**Problem:** Transcribe the entries exactly; images are not part of the copy.

**Available data:**
|---|

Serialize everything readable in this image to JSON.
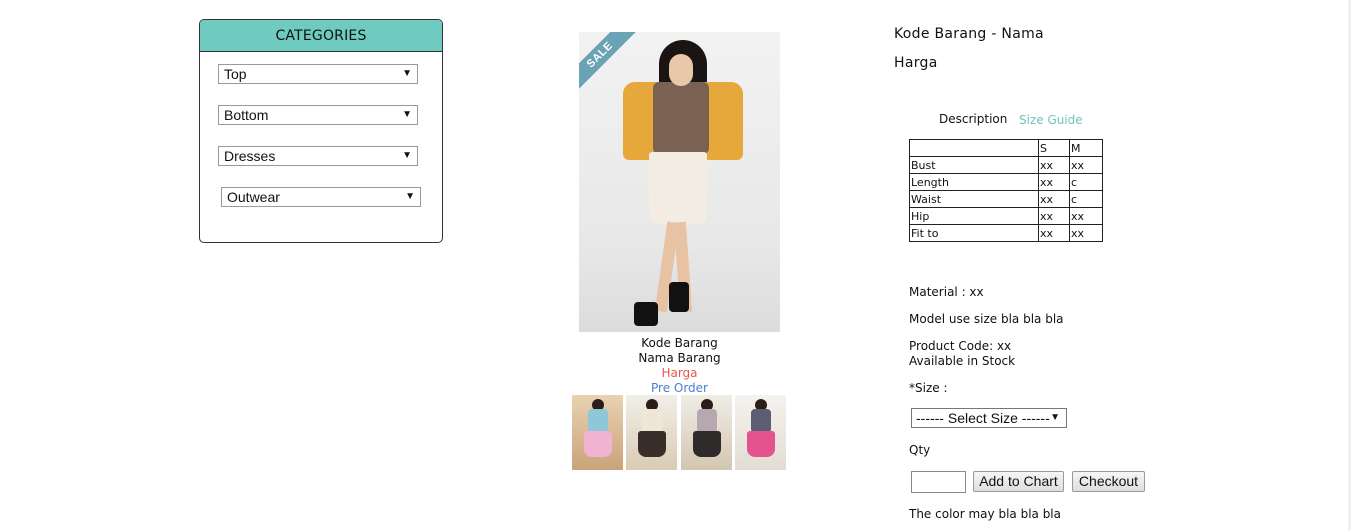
{
  "categories": {
    "title": "CATEGORIES",
    "items": [
      {
        "label": "Top"
      },
      {
        "label": "Bottom"
      },
      {
        "label": "Dresses"
      },
      {
        "label": "Outwear"
      }
    ]
  },
  "product": {
    "sale_badge": "SALE",
    "caption_code": "Kode Barang",
    "caption_name": "Nama Barang",
    "caption_price": "Harga",
    "caption_preorder": "Pre Order",
    "title": "Kode Barang - Nama",
    "price": "Harga"
  },
  "tabs": {
    "description": "Description",
    "size_guide": "Size Guide"
  },
  "size_table": {
    "headers": [
      "",
      "S",
      "M"
    ],
    "rows": [
      [
        "Bust",
        "xx",
        "xx"
      ],
      [
        "Length",
        "xx",
        "c"
      ],
      [
        "Waist",
        "xx",
        "c"
      ],
      [
        "Hip",
        "xx",
        "xx"
      ],
      [
        "Fit to",
        "xx",
        "xx"
      ]
    ]
  },
  "details": {
    "material": "Material : xx",
    "model_size": "Model use size bla bla bla",
    "product_code": "Product Code: xx",
    "stock": "Available in Stock",
    "size_label": "*Size :",
    "size_select": "------ Select Size ------",
    "qty_label": "Qty",
    "qty_value": "",
    "add_to_chart": "Add to Chart",
    "checkout": "Checkout",
    "color_note": "The color may bla bla bla"
  },
  "colors": {
    "accent": "#6fcabf",
    "price": "#e8584f",
    "preorder": "#4a7fcf"
  }
}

|---|

**Result of the exercise:**
Serialize everything readable in this image to JSON.
{
  "categories": {
    "title": "CATEGORIES",
    "items": [
      {
        "label": "Top"
      },
      {
        "label": "Bottom"
      },
      {
        "label": "Dresses"
      },
      {
        "label": "Outwear"
      }
    ]
  },
  "product": {
    "sale_badge": "SALE",
    "caption_code": "Kode Barang",
    "caption_name": "Nama Barang",
    "caption_price": "Harga",
    "caption_preorder": "Pre Order",
    "title": "Kode Barang - Nama",
    "price": "Harga"
  },
  "tabs": {
    "description": "Description",
    "size_guide": "Size Guide"
  },
  "size_table": {
    "headers": [
      "",
      "S",
      "M"
    ],
    "rows": [
      [
        "Bust",
        "xx",
        "xx"
      ],
      [
        "Length",
        "xx",
        "c"
      ],
      [
        "Waist",
        "xx",
        "c"
      ],
      [
        "Hip",
        "xx",
        "xx"
      ],
      [
        "Fit to",
        "xx",
        "xx"
      ]
    ]
  },
  "details": {
    "material": "Material : xx",
    "model_size": "Model use size bla bla bla",
    "product_code": "Product Code: xx",
    "stock": "Available in Stock",
    "size_label": "*Size :",
    "size_select": "------ Select Size ------",
    "qty_label": "Qty",
    "qty_value": "",
    "add_to_chart": "Add to Chart",
    "checkout": "Checkout",
    "color_note": "The color may bla bla bla"
  },
  "colors": {
    "accent": "#6fcabf",
    "price": "#e8584f",
    "preorder": "#4a7fcf"
  }
}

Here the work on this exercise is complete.